» **Directions for this task**
Below are the records. List every line holding the word "data".

» **Input for this task**
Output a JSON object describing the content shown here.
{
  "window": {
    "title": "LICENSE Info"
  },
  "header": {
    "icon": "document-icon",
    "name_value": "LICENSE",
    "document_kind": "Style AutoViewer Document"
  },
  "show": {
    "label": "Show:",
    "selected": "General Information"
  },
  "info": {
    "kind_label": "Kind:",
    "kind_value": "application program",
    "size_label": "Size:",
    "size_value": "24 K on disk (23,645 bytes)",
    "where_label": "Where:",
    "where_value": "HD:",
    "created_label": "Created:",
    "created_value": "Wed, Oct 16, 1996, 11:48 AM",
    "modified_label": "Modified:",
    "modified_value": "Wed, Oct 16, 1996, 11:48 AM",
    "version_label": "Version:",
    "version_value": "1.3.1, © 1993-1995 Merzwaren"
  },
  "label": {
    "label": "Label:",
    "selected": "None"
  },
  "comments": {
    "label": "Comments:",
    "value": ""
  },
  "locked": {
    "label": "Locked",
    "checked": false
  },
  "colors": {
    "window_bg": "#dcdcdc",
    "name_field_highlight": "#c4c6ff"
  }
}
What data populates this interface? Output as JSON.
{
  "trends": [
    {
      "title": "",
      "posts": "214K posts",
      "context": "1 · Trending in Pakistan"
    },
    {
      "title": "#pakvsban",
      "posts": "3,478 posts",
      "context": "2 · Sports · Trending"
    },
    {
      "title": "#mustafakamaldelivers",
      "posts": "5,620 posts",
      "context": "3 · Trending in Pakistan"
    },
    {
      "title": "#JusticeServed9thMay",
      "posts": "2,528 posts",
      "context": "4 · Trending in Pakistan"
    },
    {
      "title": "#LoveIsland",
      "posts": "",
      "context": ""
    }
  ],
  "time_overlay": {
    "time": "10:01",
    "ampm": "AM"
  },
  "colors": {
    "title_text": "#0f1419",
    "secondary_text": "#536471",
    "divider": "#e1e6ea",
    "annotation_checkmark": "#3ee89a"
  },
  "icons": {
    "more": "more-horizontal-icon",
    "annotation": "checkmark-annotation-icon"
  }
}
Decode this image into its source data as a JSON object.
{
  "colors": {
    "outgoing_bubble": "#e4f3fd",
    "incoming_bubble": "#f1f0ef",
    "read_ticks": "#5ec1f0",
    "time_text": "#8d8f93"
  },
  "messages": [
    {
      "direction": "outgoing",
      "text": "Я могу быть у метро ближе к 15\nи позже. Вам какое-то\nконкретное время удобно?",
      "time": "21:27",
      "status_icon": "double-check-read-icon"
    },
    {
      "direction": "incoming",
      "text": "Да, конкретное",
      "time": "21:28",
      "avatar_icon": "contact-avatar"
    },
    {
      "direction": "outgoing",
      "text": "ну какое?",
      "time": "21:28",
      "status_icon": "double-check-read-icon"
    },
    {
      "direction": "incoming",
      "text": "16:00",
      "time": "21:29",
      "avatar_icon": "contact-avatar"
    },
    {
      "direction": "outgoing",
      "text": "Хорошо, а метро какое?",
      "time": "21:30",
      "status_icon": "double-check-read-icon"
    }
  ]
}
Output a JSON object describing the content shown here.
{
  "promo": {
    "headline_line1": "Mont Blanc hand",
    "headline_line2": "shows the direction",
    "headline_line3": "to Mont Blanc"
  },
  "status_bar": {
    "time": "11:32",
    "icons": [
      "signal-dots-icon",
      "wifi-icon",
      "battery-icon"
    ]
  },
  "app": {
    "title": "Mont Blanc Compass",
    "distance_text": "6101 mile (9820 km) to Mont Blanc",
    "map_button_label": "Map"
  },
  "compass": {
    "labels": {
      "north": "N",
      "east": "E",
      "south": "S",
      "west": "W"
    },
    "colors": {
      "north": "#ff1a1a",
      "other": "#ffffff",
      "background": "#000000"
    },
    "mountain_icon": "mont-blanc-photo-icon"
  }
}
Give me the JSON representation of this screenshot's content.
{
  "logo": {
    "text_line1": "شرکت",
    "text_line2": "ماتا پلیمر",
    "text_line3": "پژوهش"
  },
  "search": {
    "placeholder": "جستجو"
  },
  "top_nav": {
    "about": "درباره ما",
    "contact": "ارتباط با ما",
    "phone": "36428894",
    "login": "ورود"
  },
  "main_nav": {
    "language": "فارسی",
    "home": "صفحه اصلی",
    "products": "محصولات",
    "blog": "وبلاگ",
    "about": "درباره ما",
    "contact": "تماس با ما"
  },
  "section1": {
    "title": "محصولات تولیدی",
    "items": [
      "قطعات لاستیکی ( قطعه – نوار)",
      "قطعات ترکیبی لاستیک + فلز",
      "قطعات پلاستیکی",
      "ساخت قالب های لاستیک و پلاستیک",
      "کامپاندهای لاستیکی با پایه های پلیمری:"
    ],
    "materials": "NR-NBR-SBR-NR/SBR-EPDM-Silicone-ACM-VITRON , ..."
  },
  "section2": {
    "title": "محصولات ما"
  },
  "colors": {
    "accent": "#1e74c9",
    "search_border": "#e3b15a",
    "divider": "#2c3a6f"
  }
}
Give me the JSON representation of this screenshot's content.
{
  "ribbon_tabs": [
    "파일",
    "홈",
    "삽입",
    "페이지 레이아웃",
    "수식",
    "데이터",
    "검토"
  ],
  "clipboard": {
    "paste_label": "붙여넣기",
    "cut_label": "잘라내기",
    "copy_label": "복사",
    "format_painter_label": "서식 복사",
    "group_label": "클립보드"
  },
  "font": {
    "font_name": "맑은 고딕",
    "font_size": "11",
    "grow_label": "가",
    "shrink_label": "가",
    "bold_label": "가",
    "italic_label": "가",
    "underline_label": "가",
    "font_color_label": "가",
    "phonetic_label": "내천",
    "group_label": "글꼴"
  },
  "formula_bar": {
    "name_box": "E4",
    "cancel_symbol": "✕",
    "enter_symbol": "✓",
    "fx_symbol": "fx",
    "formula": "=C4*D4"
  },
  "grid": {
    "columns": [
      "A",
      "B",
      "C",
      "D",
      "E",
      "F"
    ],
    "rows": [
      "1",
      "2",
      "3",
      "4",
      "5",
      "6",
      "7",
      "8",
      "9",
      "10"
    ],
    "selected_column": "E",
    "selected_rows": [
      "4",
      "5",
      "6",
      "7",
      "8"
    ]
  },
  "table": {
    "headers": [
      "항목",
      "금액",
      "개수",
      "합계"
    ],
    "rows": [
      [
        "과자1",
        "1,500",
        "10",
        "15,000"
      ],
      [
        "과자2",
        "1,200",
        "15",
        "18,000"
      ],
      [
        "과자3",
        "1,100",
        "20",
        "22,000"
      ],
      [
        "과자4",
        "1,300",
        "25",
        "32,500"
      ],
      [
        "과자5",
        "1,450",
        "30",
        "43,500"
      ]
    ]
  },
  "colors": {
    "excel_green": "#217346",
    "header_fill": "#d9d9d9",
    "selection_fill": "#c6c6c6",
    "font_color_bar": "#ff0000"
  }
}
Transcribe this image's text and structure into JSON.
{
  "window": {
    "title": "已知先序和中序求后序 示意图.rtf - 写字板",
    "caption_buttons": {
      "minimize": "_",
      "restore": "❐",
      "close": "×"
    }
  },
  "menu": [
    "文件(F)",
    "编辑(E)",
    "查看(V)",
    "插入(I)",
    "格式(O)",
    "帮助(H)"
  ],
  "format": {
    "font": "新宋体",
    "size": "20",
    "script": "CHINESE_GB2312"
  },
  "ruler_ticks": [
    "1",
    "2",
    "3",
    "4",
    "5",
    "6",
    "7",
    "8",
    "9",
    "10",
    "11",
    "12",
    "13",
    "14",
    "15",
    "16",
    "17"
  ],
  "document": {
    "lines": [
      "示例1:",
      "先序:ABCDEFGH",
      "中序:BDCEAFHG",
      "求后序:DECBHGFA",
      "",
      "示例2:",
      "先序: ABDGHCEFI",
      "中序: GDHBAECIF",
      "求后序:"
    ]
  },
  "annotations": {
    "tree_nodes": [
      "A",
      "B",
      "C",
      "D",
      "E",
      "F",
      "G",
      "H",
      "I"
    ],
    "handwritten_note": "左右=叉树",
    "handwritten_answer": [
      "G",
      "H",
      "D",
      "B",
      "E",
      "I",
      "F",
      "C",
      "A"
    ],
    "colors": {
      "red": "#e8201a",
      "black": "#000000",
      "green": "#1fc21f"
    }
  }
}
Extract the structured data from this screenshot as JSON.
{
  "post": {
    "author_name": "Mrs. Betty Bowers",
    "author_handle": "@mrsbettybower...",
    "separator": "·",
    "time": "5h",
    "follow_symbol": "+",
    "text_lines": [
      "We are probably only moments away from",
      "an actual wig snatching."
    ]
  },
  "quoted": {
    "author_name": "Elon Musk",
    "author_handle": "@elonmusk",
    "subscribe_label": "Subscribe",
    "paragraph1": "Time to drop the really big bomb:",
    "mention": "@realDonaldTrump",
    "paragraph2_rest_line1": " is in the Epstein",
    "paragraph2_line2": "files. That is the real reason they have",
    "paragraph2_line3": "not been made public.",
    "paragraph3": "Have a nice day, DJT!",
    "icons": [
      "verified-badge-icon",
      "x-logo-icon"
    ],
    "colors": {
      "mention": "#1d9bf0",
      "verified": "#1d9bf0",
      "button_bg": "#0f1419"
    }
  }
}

» **The output**
What data populates this interface? Output as JSON.
Decode this image into its source data as a JSON object.
Extract the structured data from this screenshot as JSON.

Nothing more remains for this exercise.